To be done
No images are to be carried over; print all other material exactly as it stands.

Stored dataset items
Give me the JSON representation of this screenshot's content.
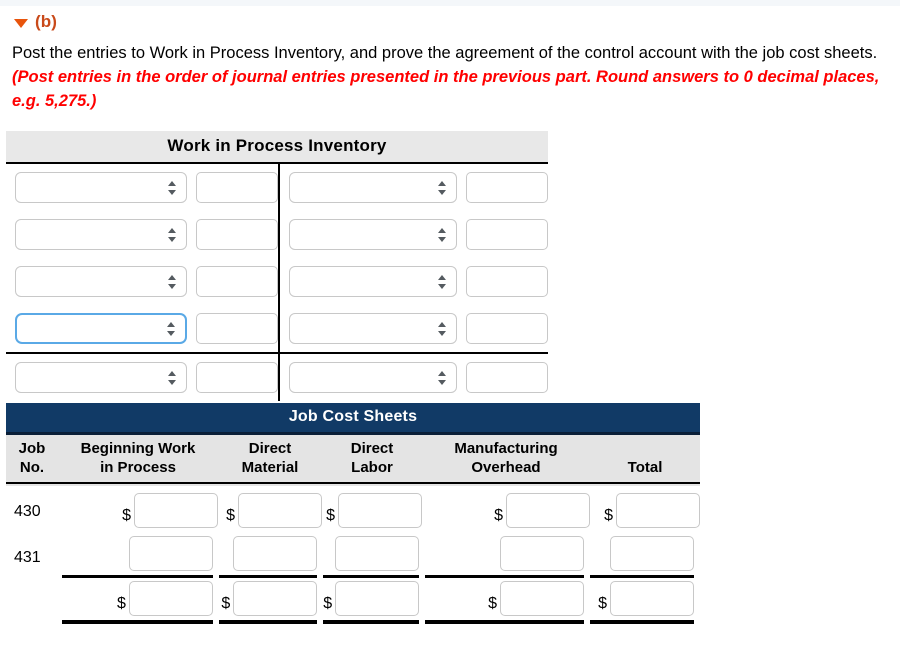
{
  "part": {
    "toggle_icon": "triangle-down-icon",
    "label": "(b)"
  },
  "instructions": {
    "normal_1": "Post the entries to Work in Process Inventory, and prove the agreement of the control account with the job cost sheets.",
    "emphasis": "(Post entries in the order of journal entries presented in the previous part. Round answers to 0 decimal places, e.g. 5,275.)"
  },
  "wip_table": {
    "title": "Work in Process Inventory",
    "select_placeholder": "",
    "amount_placeholder": "",
    "rows": [
      {
        "left_select": "",
        "left_amount": "",
        "right_select": "",
        "right_amount": "",
        "focused": false,
        "ruled_below": false
      },
      {
        "left_select": "",
        "left_amount": "",
        "right_select": "",
        "right_amount": "",
        "focused": false,
        "ruled_below": false
      },
      {
        "left_select": "",
        "left_amount": "",
        "right_select": "",
        "right_amount": "",
        "focused": false,
        "ruled_below": false
      },
      {
        "left_select": "",
        "left_amount": "",
        "right_select": "",
        "right_amount": "",
        "focused": true,
        "ruled_below": true
      },
      {
        "left_select": "",
        "left_amount": "",
        "right_select": "",
        "right_amount": "",
        "focused": false,
        "ruled_below": false
      }
    ]
  },
  "jcs_table": {
    "title": "Job Cost Sheets",
    "columns": [
      {
        "key": "job_no",
        "line1": "Job",
        "line2": "No."
      },
      {
        "key": "bwip",
        "line1": "Beginning Work",
        "line2": "in Process"
      },
      {
        "key": "dm",
        "line1": "Direct",
        "line2": "Material"
      },
      {
        "key": "dl",
        "line1": "Direct",
        "line2": "Labor"
      },
      {
        "key": "moh",
        "line1": "Manufacturing",
        "line2": "Overhead"
      },
      {
        "key": "total",
        "line1": "",
        "line2": "Total"
      }
    ],
    "currency_symbol": "$",
    "input_placeholder": "",
    "rows": [
      {
        "job_no": "430",
        "show_currency": true,
        "rule": "none",
        "values": {
          "bwip": "",
          "dm": "",
          "dl": "",
          "moh": "",
          "total": ""
        }
      },
      {
        "job_no": "431",
        "show_currency": false,
        "rule": "subtotal",
        "values": {
          "bwip": "",
          "dm": "",
          "dl": "",
          "moh": "",
          "total": ""
        }
      },
      {
        "job_no": "",
        "show_currency": true,
        "rule": "total",
        "values": {
          "bwip": "",
          "dm": "",
          "dl": "",
          "moh": "",
          "total": ""
        }
      }
    ]
  },
  "colors": {
    "accent_orange": "#c94a1a",
    "toggle_orange": "#e8540c",
    "emphasis_red": "#ff0000",
    "wip_header_bg": "#e8e8e8",
    "jcs_header_bg": "#113A66",
    "jcs_subhead_bg": "#e4e4e4",
    "focus_blue": "#5aa9e6",
    "field_border": "#c8c8c8"
  }
}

Answer below
Give me the JSON representation of this screenshot's content.
{
  "part": {
    "toggle_icon": "triangle-down-icon",
    "label": "(b)"
  },
  "instructions": {
    "normal_1": "Post the entries to Work in Process Inventory, and prove the agreement of the control account with the job cost sheets.",
    "emphasis": "(Post entries in the order of journal entries presented in the previous part. Round answers to 0 decimal places, e.g. 5,275.)"
  },
  "wip_table": {
    "title": "Work in Process Inventory",
    "select_placeholder": "",
    "amount_placeholder": "",
    "rows": [
      {
        "left_select": "",
        "left_amount": "",
        "right_select": "",
        "right_amount": "",
        "focused": false,
        "ruled_below": false
      },
      {
        "left_select": "",
        "left_amount": "",
        "right_select": "",
        "right_amount": "",
        "focused": false,
        "ruled_below": false
      },
      {
        "left_select": "",
        "left_amount": "",
        "right_select": "",
        "right_amount": "",
        "focused": false,
        "ruled_below": false
      },
      {
        "left_select": "",
        "left_amount": "",
        "right_select": "",
        "right_amount": "",
        "focused": true,
        "ruled_below": true
      },
      {
        "left_select": "",
        "left_amount": "",
        "right_select": "",
        "right_amount": "",
        "focused": false,
        "ruled_below": false
      }
    ]
  },
  "jcs_table": {
    "title": "Job Cost Sheets",
    "columns": [
      {
        "key": "job_no",
        "line1": "Job",
        "line2": "No."
      },
      {
        "key": "bwip",
        "line1": "Beginning Work",
        "line2": "in Process"
      },
      {
        "key": "dm",
        "line1": "Direct",
        "line2": "Material"
      },
      {
        "key": "dl",
        "line1": "Direct",
        "line2": "Labor"
      },
      {
        "key": "moh",
        "line1": "Manufacturing",
        "line2": "Overhead"
      },
      {
        "key": "total",
        "line1": "",
        "line2": "Total"
      }
    ],
    "currency_symbol": "$",
    "input_placeholder": "",
    "rows": [
      {
        "job_no": "430",
        "show_currency": true,
        "rule": "none",
        "values": {
          "bwip": "",
          "dm": "",
          "dl": "",
          "moh": "",
          "total": ""
        }
      },
      {
        "job_no": "431",
        "show_currency": false,
        "rule": "subtotal",
        "values": {
          "bwip": "",
          "dm": "",
          "dl": "",
          "moh": "",
          "total": ""
        }
      },
      {
        "job_no": "",
        "show_currency": true,
        "rule": "total",
        "values": {
          "bwip": "",
          "dm": "",
          "dl": "",
          "moh": "",
          "total": ""
        }
      }
    ]
  },
  "colors": {
    "accent_orange": "#c94a1a",
    "toggle_orange": "#e8540c",
    "emphasis_red": "#ff0000",
    "wip_header_bg": "#e8e8e8",
    "jcs_header_bg": "#113A66",
    "jcs_subhead_bg": "#e4e4e4",
    "focus_blue": "#5aa9e6",
    "field_border": "#c8c8c8"
  }
}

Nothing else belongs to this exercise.